QUOTED PASSAGE →
---------------
Let's again use the AR(1) process to illustrate the different parts of the exercise: $y_t = 0.7 y_{t-1} + u_t$

In [2]:
# Simulate data: 
phi <- 0.7
window <- 500
y0 <- 0

# Initialize empty data frame up to window T
df <- data.frame(
  "y" = c(y0, rep(0, window)), # add initial value, y_{-1}
  "u_t" = c(0, rnorm(n=window, mean=0, sd=1)) 
)

# Loop over the window period to get the simulated series: 
for (i in 2:(window+1)){
  
  df[i, "y"] <- phi*df[i-1, "y"] + df[i, "u_t"]
  
}

# Tidy
df <- df[-1, ]
df <- df%>%mutate(time = row_number())

### Conditional MLE

The goal is to estimate the vector of population parameters $\theta$. In our case $\theta = \{\phi_1, \sigma^2 \}$. We also have a vector of initial values $y_p$, which in our case also just consists of one observation. 

We then re-write the AR(1) for the error term: $\epsilon_t = y_t - \phi_1 y_{t-1}$. 

Since we know the errors follow a normal distribution, we can use this in our MLE. As usual, we take the log, which gives the likelihood function: 

\begin{align}
L(\theta) &= -\frac{T}{2} \log(2\pi) - \frac{T}{2} \log(\sigma^2_{\varepsilon}) 
- \sum_{t=1}^{T} \frac{\varepsilon_t^2}{2\sigma^2_{\varepsilon}}
\end{align}

To implement the estimation, we have multiple options: 

- Grid search (EXAMPLE)
- Solver (USED AS EXAMPLE)
- Root finders

#### Solver

In [3]:
# Function to implement the MLE 
mle <- function(params, data){
  
  phi <- params[[1]] # unpack parameters
  sigmas <- params[[2]]
  
  time <- nrow(data)
  res <- vector()
  
  for(i in (2:time)){
    res[i] = data[i, "y"] - phi*data[i-1, "y"] # re-write in the error terms
  }
  
  residual <- res[-1]
  
  loglikelihood <- (-1*((time-1)/2)*log(pi*2)) -  (((time-1)/2)*log(sigmas)) - sum((residual**2)/(2*sigmas)) 
  
  return(loglikelihood)
  
}

# Find the minimum values using an optimizer
params <- c(0, 2) # start sigma far enough from 0 (log(0) gives -inf)

minim_mle <- optim(fn=mle, par=params, method="BFGS", hessian = T, control=list(fnscale=-1), data = df)

phi_hat <- minim_mle$par[[1]]
sigmas_hat <- minim_mle$par[[2]]

print(glue::glue("The true population parameter was phi = 0.7, the estimated one is {round(phi_hat, 5)}"))
print(glue::glue("The true population parameter was sigma^2 = 1, the estimated one is {round(sigmas_hat, 5)}"))

The true population parameter was phi = 0.7, the estimated one is 0.67471
The true population parameter was sigma^2 = 1, the estimated one is 0.94116


#### Grid search

Instead of using an optimizer, we can also take a bit more of a brute force approach. We select a grid of possible values, and calculate the log likelihood for each of the combinations of these parameter values.
---------------
DATA LINES →
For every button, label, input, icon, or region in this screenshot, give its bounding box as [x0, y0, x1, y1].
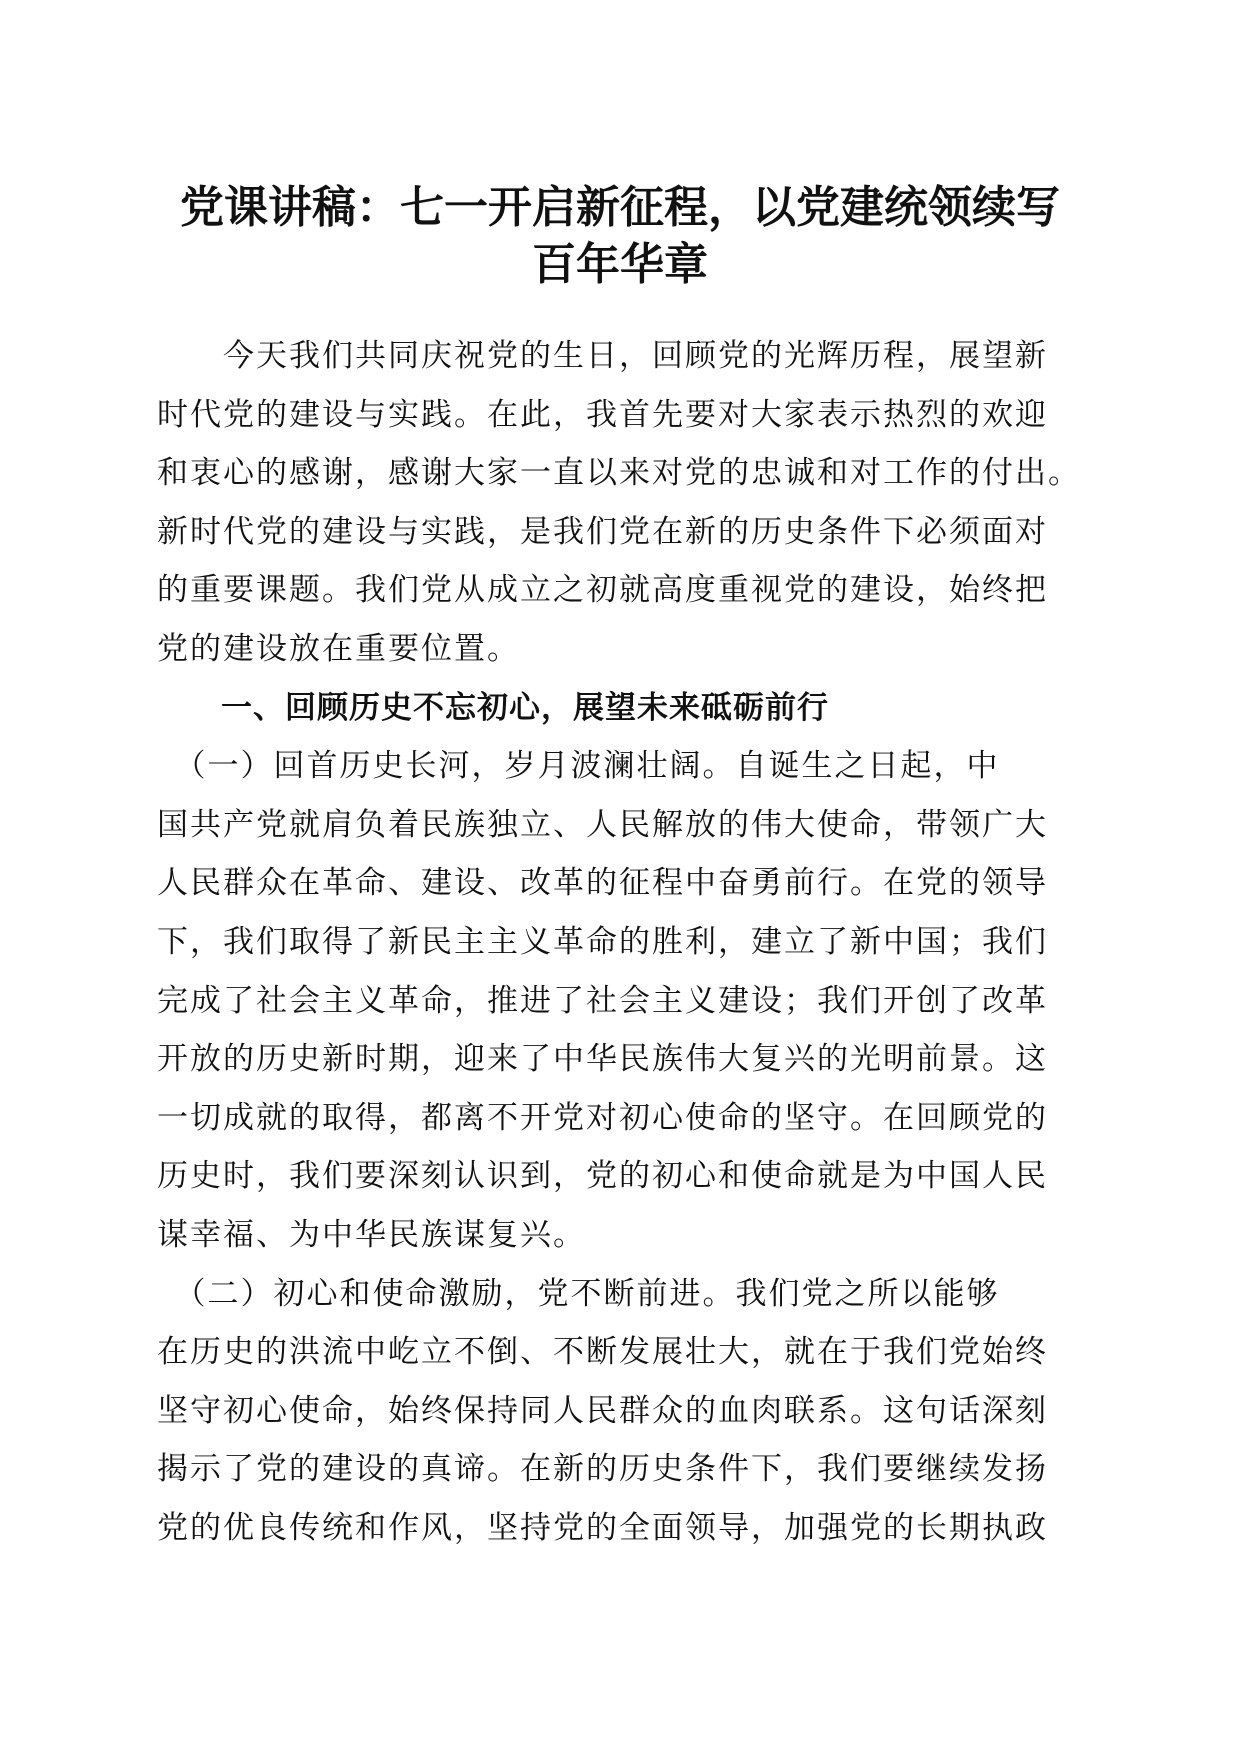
text-line: 的重要课题。我们党从成立之初就高度重视党的建设，始终把 — [157, 572, 1048, 609]
text-line: 完成了社会主义革命，推进了社会主义建设；我们开创了改革 — [157, 982, 1048, 1019]
text-line: 历史时，我们要深刻认识到，党的初心和使命就是为中国人民 — [157, 1158, 1048, 1195]
text-line: 人民群众在革命、建设、改革的征程中奋勇前行。在党的领导 — [157, 865, 1048, 902]
document-title-line-1: 党课讲稿：七一开启新征程，以党建统领续写 — [180, 182, 1060, 233]
document-title-line-2: 百年华章 — [532, 239, 708, 290]
text-line: （二）初心和使命激励，党不断前进。我们党之所以能够 — [157, 1275, 1000, 1312]
text-line: 坚守初心使命，始终保持同人民群众的血肉联系。这句话深刻 — [157, 1392, 1048, 1429]
text-line: 国共产党就肩负着民族独立、人民解放的伟大使命，带领广大 — [157, 806, 1048, 843]
text-line: 在历史的洪流中屹立不倒、不断发展壮大，就在于我们党始终 — [157, 1334, 1048, 1371]
document-body — [157, 327, 1087, 1557]
section-heading: 一、回顾历史不忘初心，展望未来砥砺前行 — [157, 689, 829, 726]
text-line: 新时代党的建设与实践，是我们党在新的历史条件下必须面对 — [157, 513, 1048, 550]
text-line: 今天我们共同庆祝党的生日，回顾党的光辉历程，展望新 — [157, 338, 1048, 374]
text-line: 党的优良传统和作风，坚持党的全面领导，加强党的长期执政 — [157, 1509, 1048, 1546]
text-line: 揭示了党的建设的真谛。在新的历史条件下，我们要继续发扬 — [157, 1451, 1048, 1488]
text-line: 开放的历史新时期，迎来了中华民族伟大复兴的光明前景。这 — [157, 1041, 1048, 1078]
text-line: 谋幸福、为中华民族谋复兴。 — [157, 1216, 586, 1253]
text-line: 下，我们取得了新民主主义革命的胜利，建立了新中国；我们 — [157, 923, 1048, 960]
text-line: 一切成就的取得，都离不开党对初心使命的坚守。在回顾党的 — [157, 1099, 1048, 1136]
text-line: （一）回首历史长河，岁月波澜壮阔。自诞生之日起，中 — [157, 748, 1000, 785]
text-line: 党的建设放在重要位置。 — [157, 630, 520, 667]
text-line: 时代党的建设与实践。在此，我首先要对大家表示热烈的欢迎 — [157, 396, 1048, 433]
text-line: 和衷心的感谢，感谢大家一直以来对党的忠诚和对工作的付出。 — [157, 455, 1081, 492]
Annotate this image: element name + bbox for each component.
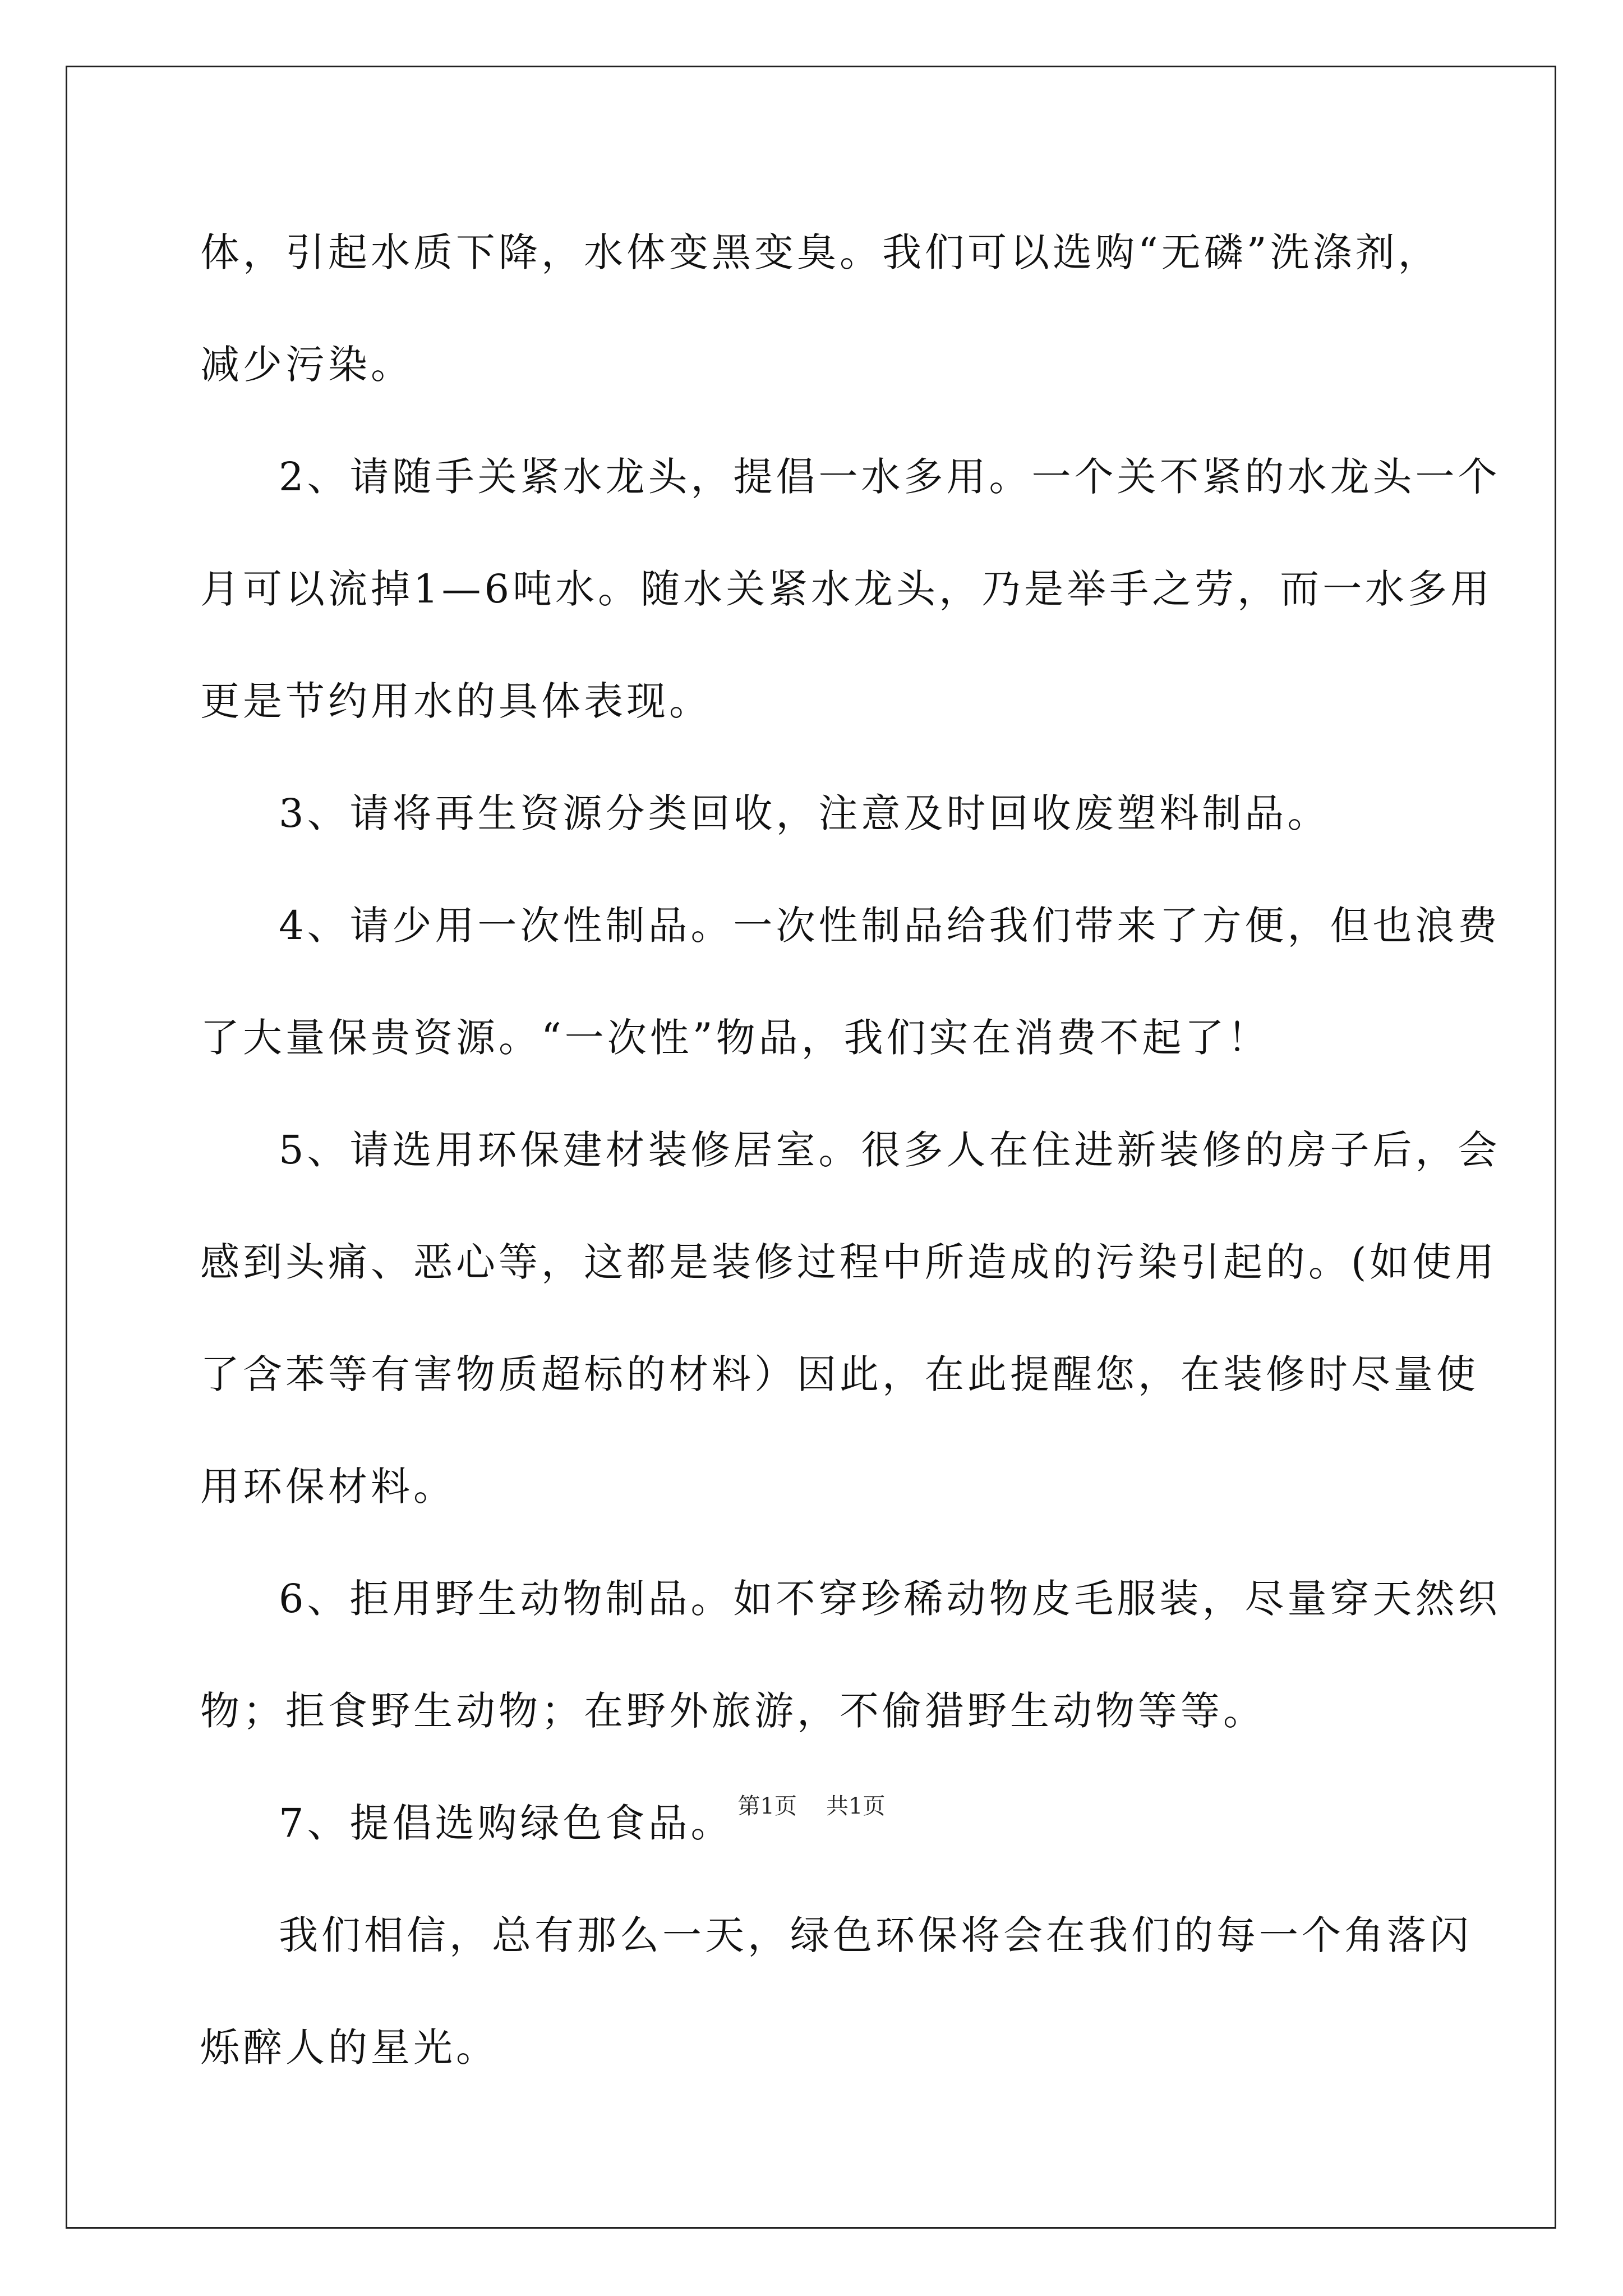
list-item-4-line: 4、请少用一次性制品。一次性制品给我们带来了方便，但也浪费	[279, 903, 1501, 949]
list-item-7-line: 7、提倡选购绿色食品。	[279, 1800, 734, 1846]
list-item-6-line: 6、拒用野生动物制品。如不穿珍稀动物皮毛服装，尽量穿天然织	[279, 1576, 1501, 1622]
text-line: 更是节约用水的具体表现。	[200, 678, 712, 724]
page-total: 共1页	[826, 1793, 886, 1819]
text-line: 了含苯等有害物质超标的材料）因此，在此提醒您，在装修时尽量使	[200, 1351, 1479, 1397]
closing-paragraph-line: 我们相信，总有那么一天，绿色环保将会在我们的每一个角落闪	[279, 1912, 1472, 1958]
list-item-2-line: 2、请随手关紧水龙头，提倡一水多用。一个关不紧的水龙头一个	[279, 454, 1501, 500]
text-line: 感到头痛、恶心等，这都是装修过程中所造成的污染引起的。(如使用	[200, 1239, 1498, 1285]
text-line: 物；拒食野生动物；在野外旅游，不偷猎野生动物等等。	[200, 1688, 1266, 1734]
text-line: 用环保材料。	[200, 1464, 456, 1510]
text-line: 体，引起水质下降，水体变黑变臭。我们可以选购“无磷”洗涤剂，	[200, 229, 1441, 275]
page-number: 第1页	[737, 1793, 797, 1819]
text-line: 月可以流掉1—6吨水。随水关紧水龙头，乃是举手之劳，而一水多用	[200, 566, 1493, 612]
list-item-3-line: 3、请将再生资源分类回收，注意及时回收废塑料制品。	[279, 790, 1330, 836]
page-footer	[0, 1789, 1623, 1823]
text-line: 了大量保贵资源。“一次性”物品，我们实在消费不起了！	[200, 1015, 1270, 1061]
text-line: 烁醉人的星光。	[200, 2024, 499, 2070]
text-line: 减少污染。	[200, 342, 413, 388]
list-item-5-line: 5、请选用环保建材装修居室。很多人在住进新装修的房子后，会	[279, 1127, 1501, 1173]
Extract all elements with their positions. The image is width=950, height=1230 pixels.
---------------
WHAT YOU HAVE TO DO → What estimate of phi does the solver report in the AR(1) maximum likelihood walkthrough?

SOLVED EXERCISE → 0.67471